GOAL OF THE EXERCISE >> Search the listing below for the string "capacity" and copy every line where it occurs.

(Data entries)

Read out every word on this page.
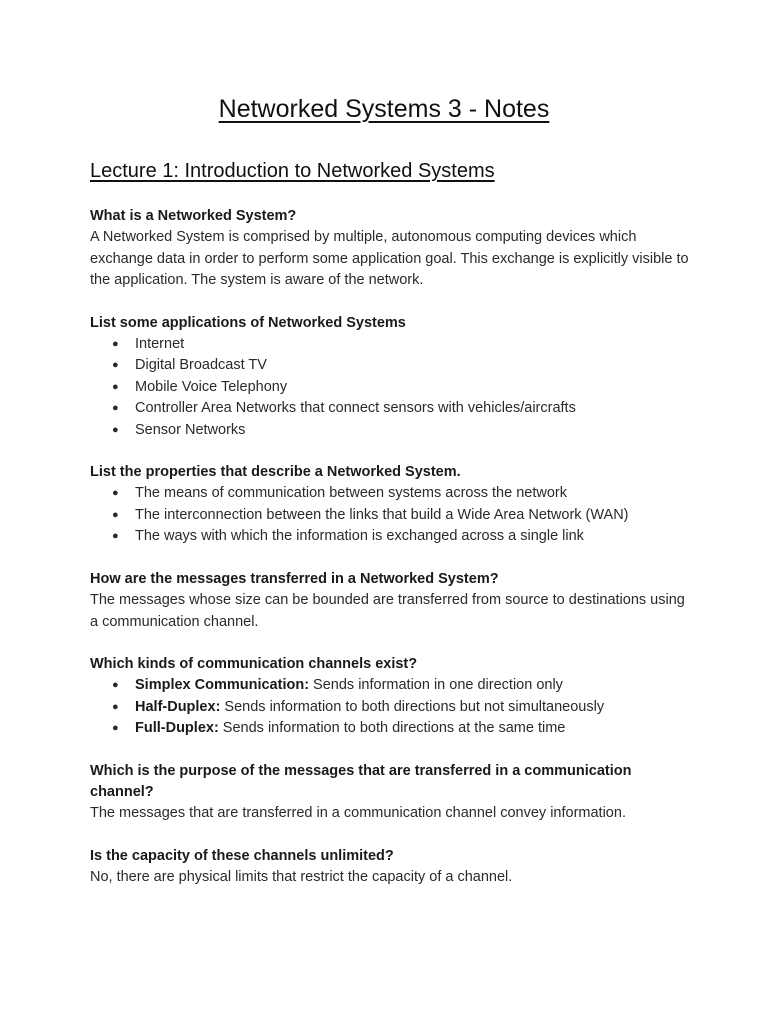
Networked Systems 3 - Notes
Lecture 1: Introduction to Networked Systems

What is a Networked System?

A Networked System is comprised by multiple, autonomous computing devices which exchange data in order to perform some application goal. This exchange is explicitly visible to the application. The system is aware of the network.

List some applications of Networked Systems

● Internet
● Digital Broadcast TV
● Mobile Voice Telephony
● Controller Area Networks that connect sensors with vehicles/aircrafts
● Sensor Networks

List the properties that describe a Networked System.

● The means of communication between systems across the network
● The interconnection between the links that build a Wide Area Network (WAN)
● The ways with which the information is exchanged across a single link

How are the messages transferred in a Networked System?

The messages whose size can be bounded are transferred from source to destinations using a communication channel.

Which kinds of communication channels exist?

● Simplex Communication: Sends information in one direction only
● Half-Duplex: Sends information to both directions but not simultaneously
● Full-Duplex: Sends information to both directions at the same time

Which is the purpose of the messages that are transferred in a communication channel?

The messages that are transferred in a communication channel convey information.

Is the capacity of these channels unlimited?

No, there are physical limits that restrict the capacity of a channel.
---
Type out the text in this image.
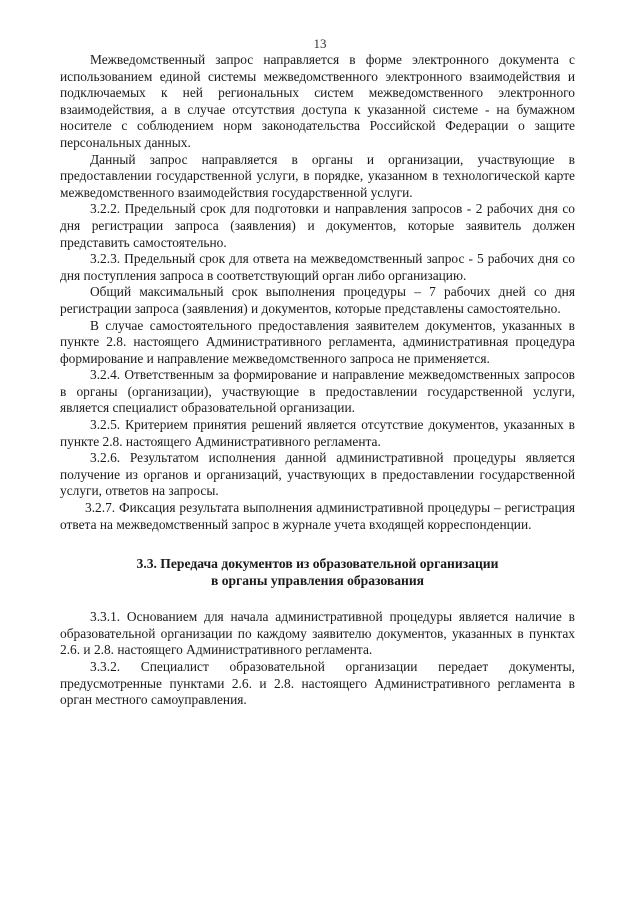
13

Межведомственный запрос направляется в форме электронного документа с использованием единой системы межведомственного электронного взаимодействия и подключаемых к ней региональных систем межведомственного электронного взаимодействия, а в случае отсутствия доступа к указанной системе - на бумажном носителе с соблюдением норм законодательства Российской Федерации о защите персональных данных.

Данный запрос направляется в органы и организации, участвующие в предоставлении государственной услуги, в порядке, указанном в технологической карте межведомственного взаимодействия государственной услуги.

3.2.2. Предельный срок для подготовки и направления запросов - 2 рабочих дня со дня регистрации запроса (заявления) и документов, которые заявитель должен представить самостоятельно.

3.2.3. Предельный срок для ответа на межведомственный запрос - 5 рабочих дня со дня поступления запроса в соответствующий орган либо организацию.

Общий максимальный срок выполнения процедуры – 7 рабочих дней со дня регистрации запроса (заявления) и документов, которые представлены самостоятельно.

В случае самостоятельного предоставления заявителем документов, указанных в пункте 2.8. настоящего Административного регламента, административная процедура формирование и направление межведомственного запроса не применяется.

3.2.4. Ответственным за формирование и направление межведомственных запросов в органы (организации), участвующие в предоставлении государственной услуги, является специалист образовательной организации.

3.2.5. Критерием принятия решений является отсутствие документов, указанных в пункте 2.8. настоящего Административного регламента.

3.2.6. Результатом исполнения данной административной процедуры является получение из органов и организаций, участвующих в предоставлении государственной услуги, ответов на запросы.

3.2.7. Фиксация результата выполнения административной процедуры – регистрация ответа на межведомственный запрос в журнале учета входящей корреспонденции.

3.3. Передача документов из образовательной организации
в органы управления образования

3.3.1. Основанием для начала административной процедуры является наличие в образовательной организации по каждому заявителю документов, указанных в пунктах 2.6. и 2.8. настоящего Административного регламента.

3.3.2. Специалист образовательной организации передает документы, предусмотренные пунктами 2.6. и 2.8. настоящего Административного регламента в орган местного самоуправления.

WRITTEN RESPONSE >>
Is the capacity of these channels unlimited?
No, there are physical limits that restrict the capacity of a channel.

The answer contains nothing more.